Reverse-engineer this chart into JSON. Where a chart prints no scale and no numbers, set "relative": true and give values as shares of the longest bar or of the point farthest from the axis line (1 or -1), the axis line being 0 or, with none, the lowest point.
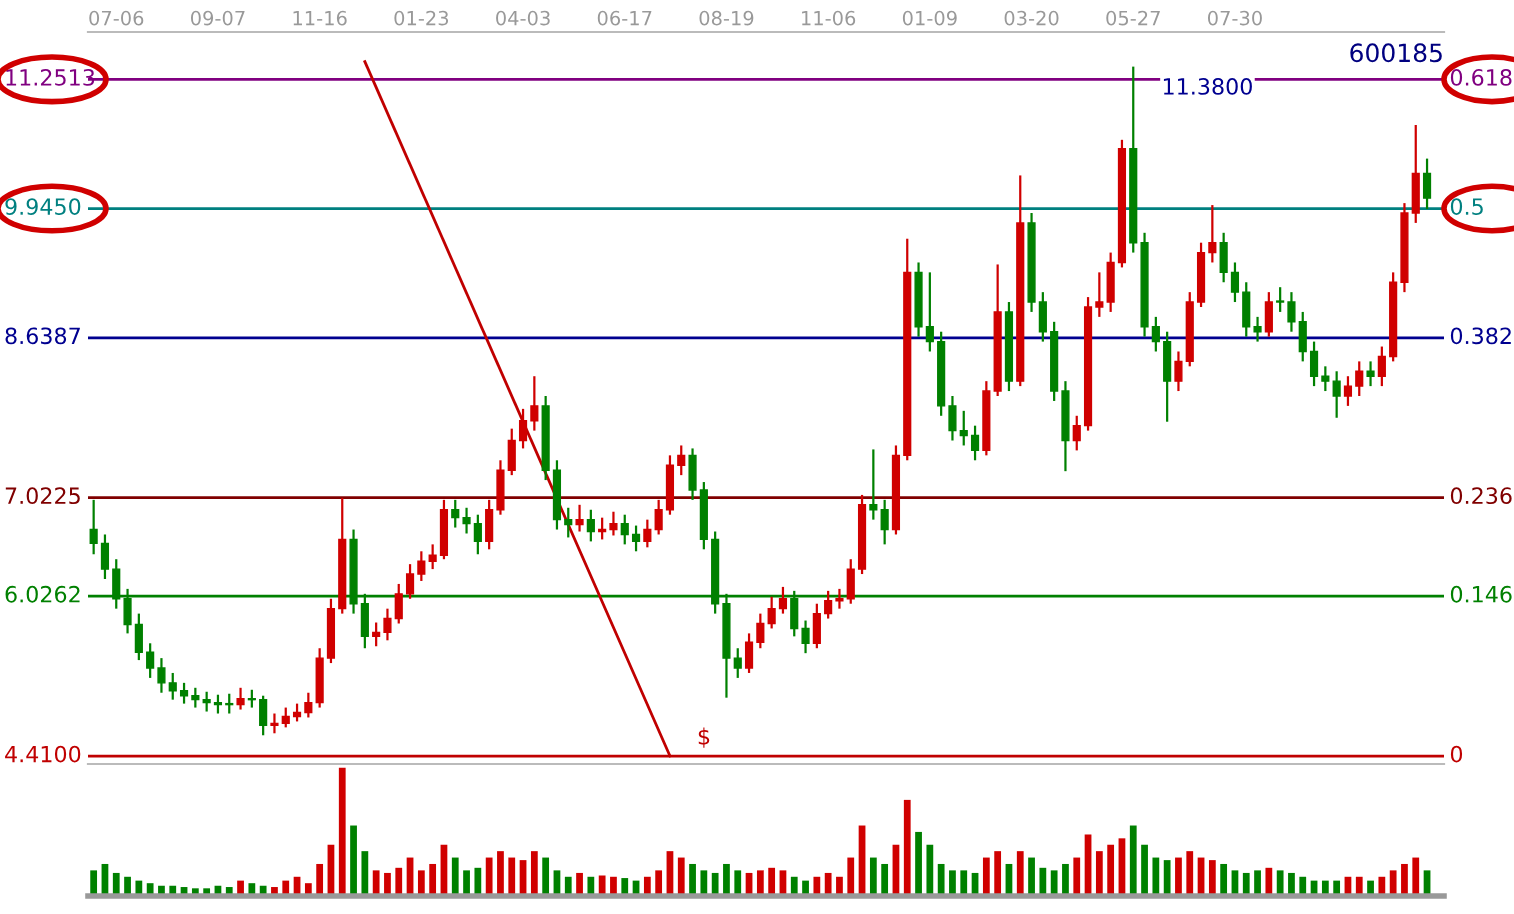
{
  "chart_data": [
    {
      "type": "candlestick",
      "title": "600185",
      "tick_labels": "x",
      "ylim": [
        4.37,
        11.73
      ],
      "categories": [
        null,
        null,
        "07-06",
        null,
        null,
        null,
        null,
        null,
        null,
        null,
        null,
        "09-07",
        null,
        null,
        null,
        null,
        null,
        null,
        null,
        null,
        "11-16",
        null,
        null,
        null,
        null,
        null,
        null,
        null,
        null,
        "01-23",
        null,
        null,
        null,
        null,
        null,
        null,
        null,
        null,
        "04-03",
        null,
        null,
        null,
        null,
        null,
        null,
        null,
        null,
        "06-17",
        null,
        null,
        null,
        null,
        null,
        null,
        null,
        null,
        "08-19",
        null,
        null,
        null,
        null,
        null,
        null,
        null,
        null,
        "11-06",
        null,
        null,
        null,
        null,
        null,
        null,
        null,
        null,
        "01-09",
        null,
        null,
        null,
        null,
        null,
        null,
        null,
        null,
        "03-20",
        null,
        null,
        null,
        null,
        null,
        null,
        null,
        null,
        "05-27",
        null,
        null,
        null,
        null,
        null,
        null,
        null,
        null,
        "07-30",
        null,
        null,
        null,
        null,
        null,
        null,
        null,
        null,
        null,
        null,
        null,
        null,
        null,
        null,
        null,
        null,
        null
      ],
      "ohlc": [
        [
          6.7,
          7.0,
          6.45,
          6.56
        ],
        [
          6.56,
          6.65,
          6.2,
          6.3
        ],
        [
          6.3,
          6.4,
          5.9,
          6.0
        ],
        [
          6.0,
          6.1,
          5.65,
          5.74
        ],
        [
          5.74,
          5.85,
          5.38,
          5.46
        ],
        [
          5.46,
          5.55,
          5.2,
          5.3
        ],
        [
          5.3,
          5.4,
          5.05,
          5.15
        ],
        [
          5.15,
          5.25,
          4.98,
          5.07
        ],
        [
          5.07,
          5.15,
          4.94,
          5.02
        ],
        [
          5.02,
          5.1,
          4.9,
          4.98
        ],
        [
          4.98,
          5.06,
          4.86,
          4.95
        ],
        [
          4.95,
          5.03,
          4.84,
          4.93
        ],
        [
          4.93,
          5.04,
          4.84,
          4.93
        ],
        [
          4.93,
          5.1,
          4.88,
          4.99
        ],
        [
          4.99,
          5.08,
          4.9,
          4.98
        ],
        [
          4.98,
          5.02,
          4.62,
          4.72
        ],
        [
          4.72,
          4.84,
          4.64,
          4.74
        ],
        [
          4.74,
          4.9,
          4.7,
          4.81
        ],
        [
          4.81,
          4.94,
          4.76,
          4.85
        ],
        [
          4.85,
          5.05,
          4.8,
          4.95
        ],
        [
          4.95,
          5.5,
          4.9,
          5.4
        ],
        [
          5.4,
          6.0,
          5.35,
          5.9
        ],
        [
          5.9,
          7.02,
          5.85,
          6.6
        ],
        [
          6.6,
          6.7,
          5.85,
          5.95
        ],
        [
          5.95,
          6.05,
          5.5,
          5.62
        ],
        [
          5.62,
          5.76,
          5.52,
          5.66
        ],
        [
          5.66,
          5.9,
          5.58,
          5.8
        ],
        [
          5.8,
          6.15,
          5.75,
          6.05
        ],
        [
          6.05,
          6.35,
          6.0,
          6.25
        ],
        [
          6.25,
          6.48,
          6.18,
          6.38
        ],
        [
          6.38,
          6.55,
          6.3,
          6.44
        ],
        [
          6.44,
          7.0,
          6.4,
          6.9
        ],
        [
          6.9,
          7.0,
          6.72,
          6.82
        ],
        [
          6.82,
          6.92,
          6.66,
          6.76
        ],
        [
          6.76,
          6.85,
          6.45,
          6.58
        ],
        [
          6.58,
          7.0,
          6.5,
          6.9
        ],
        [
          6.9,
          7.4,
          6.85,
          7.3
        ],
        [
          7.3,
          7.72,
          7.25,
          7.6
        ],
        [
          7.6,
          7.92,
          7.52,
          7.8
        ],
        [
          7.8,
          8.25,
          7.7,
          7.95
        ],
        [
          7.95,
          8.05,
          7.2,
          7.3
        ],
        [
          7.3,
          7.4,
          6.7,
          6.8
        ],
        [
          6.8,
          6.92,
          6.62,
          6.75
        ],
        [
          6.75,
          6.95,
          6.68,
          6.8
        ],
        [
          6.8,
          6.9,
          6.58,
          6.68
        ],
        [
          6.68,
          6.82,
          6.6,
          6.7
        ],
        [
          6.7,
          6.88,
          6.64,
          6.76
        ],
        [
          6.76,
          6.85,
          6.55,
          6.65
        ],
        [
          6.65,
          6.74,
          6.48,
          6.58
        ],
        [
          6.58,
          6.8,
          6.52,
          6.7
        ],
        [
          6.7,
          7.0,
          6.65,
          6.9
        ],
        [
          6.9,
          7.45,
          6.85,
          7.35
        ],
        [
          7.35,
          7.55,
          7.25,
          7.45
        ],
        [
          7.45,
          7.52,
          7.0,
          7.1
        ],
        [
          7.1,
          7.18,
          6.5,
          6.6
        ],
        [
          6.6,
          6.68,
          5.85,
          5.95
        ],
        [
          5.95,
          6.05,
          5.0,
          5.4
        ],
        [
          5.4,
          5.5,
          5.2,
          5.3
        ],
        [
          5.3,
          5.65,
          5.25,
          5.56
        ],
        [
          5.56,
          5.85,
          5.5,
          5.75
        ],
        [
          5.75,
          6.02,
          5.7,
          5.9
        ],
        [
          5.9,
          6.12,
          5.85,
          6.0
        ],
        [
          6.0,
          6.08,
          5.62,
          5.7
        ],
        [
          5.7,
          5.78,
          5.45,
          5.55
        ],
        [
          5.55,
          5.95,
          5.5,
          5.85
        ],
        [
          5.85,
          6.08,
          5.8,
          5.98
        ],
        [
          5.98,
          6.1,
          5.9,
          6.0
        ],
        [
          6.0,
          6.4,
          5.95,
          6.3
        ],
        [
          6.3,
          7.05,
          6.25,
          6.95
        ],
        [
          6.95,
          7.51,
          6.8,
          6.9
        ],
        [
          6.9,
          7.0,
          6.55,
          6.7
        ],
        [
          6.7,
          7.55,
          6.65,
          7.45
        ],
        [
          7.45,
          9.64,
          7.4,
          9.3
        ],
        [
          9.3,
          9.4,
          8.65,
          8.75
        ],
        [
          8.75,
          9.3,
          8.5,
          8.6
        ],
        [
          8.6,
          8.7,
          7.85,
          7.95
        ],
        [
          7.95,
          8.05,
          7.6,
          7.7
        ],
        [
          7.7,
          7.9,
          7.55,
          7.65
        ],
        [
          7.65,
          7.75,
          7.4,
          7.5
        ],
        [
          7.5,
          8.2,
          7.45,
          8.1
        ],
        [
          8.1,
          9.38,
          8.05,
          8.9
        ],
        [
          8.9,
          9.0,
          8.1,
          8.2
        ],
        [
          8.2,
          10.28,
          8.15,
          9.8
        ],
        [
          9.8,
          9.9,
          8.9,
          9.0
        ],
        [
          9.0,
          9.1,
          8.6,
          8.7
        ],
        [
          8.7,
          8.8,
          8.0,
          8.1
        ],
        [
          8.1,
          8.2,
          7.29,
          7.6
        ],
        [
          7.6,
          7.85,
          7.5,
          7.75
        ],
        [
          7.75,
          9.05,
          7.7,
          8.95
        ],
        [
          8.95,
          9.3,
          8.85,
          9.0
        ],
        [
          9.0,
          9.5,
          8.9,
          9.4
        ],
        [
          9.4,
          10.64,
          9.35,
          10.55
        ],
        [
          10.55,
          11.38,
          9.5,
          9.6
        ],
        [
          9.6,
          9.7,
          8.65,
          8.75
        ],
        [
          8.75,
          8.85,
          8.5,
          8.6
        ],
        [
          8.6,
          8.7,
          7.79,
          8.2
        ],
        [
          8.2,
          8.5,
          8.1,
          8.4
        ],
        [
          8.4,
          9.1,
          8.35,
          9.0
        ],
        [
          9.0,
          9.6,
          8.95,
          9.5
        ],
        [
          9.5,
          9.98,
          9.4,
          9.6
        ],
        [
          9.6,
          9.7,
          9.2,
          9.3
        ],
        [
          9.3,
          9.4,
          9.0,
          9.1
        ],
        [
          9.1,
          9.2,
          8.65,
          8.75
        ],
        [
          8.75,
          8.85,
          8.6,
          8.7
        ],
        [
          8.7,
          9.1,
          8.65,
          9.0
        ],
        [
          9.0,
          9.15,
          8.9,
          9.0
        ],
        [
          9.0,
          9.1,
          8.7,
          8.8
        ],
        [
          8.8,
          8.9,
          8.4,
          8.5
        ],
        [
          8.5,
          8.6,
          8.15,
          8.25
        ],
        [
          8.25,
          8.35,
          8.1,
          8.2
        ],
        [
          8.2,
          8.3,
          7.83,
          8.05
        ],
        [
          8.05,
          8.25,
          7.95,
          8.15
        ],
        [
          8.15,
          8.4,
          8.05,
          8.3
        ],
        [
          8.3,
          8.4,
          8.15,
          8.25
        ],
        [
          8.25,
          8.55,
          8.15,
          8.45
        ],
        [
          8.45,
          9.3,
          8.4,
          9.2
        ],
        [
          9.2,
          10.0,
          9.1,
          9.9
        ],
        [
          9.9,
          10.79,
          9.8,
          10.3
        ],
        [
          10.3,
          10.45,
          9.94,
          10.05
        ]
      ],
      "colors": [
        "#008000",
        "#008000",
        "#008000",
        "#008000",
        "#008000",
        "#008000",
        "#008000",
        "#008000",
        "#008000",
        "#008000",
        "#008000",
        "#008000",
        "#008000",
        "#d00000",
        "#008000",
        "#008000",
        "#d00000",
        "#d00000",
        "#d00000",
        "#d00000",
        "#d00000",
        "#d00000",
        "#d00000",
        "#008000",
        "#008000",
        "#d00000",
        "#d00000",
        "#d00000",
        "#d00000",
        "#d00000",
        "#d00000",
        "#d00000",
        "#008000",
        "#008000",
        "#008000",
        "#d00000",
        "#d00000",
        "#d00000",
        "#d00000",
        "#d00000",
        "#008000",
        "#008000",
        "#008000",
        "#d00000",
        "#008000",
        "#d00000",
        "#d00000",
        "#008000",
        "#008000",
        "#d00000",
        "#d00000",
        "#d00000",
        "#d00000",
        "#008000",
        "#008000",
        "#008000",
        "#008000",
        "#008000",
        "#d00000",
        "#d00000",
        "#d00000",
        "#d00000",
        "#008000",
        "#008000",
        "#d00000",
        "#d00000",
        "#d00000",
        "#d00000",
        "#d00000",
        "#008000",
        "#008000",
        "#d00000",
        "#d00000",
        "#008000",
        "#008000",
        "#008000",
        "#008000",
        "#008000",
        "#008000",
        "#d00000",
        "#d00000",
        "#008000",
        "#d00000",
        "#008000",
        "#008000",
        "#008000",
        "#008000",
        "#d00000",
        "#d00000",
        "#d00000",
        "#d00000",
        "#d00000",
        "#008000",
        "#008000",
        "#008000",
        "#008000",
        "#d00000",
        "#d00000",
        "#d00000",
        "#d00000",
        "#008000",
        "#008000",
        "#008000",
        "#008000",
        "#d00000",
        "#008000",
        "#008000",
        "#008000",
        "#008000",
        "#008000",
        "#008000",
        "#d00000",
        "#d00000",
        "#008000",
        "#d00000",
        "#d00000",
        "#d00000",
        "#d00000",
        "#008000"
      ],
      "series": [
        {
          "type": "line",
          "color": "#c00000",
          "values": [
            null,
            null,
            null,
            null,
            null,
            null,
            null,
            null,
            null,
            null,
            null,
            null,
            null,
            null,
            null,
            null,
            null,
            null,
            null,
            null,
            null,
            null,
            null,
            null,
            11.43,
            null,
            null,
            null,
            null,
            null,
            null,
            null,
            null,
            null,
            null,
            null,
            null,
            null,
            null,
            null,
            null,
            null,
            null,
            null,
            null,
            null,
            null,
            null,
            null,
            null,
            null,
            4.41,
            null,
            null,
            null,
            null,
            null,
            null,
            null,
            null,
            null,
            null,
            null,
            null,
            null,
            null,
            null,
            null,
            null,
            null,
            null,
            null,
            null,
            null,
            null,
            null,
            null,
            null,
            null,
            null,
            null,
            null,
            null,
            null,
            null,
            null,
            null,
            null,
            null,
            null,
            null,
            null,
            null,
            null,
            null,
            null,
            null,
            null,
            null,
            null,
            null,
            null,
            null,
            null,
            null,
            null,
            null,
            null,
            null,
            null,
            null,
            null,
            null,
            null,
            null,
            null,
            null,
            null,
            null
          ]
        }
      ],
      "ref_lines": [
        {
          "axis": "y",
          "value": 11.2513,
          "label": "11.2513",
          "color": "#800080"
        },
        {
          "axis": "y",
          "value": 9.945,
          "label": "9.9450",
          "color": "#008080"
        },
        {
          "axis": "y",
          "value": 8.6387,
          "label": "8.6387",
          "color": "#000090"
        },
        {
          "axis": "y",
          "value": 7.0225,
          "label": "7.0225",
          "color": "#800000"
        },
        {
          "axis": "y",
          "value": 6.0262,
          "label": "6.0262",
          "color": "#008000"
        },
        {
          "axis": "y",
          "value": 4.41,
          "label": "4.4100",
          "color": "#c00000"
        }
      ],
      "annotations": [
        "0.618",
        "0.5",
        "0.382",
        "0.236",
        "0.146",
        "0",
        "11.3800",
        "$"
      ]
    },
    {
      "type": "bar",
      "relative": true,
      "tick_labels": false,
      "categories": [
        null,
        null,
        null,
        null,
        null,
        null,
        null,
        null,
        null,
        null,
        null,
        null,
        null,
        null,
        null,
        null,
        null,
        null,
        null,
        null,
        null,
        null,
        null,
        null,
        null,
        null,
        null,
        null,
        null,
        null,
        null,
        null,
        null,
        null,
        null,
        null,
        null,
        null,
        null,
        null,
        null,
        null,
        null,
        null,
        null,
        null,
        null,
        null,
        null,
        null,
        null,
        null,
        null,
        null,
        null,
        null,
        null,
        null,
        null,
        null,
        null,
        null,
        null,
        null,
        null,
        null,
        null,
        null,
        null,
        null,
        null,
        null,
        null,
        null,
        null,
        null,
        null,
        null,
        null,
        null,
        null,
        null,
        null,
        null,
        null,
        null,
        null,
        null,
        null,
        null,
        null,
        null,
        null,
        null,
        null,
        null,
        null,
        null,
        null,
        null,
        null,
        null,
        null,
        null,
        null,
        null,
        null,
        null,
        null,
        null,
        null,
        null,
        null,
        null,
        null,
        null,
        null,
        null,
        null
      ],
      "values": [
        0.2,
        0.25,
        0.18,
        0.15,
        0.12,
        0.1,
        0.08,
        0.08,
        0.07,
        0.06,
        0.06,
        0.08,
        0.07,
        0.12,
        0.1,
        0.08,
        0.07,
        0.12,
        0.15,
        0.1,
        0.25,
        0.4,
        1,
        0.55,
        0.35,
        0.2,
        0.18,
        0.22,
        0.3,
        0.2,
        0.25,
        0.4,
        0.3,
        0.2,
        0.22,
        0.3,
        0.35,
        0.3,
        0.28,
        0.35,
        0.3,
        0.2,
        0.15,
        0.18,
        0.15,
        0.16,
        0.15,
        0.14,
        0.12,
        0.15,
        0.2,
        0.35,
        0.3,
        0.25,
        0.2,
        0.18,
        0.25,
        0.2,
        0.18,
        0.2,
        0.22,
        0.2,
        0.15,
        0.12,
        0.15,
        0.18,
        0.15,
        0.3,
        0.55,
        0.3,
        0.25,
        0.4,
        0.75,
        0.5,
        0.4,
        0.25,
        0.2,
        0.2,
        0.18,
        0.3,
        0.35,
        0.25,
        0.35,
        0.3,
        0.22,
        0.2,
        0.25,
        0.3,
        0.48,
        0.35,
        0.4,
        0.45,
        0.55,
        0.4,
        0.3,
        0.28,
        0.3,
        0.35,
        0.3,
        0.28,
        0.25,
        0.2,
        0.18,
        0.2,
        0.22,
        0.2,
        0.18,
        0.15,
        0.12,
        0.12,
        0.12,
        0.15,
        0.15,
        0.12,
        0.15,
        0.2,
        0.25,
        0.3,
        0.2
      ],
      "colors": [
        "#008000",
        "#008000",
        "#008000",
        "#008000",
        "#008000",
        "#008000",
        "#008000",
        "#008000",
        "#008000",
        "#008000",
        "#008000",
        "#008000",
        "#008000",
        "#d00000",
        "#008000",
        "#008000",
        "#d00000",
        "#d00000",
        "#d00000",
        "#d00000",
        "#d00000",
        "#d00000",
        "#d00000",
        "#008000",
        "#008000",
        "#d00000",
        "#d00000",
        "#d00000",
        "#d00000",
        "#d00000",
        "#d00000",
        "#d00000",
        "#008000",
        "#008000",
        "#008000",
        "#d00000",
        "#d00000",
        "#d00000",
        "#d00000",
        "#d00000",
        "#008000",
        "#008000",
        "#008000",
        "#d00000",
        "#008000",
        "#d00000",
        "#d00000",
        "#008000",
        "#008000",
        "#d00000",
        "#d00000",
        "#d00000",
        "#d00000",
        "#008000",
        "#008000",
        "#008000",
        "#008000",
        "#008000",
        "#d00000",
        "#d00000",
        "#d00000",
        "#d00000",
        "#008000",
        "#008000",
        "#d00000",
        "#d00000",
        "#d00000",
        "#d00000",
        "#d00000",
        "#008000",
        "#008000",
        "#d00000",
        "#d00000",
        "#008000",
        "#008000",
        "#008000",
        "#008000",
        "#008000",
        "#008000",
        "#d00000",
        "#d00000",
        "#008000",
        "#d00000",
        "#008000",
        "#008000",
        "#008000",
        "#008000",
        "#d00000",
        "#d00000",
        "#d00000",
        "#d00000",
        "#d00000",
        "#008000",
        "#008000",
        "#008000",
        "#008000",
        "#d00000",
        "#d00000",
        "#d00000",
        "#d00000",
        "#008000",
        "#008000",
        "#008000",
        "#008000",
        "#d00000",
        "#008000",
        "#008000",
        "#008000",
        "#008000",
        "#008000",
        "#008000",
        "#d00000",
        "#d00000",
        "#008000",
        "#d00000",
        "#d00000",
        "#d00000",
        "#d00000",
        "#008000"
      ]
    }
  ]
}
########################################
§ **Goal of the exercise**
Show all lines from the listing above in which "values" appears.

§ **Response below**
Reverse-engineer this chart into JSON. Where a chart prints no scale and no numbers, set "relative": true and give values as shares of the longest bar or of the point farthest from the axis line (1 or -1), the axis line being 0 or, with none, the lowest point.
          "values": [
      "values": [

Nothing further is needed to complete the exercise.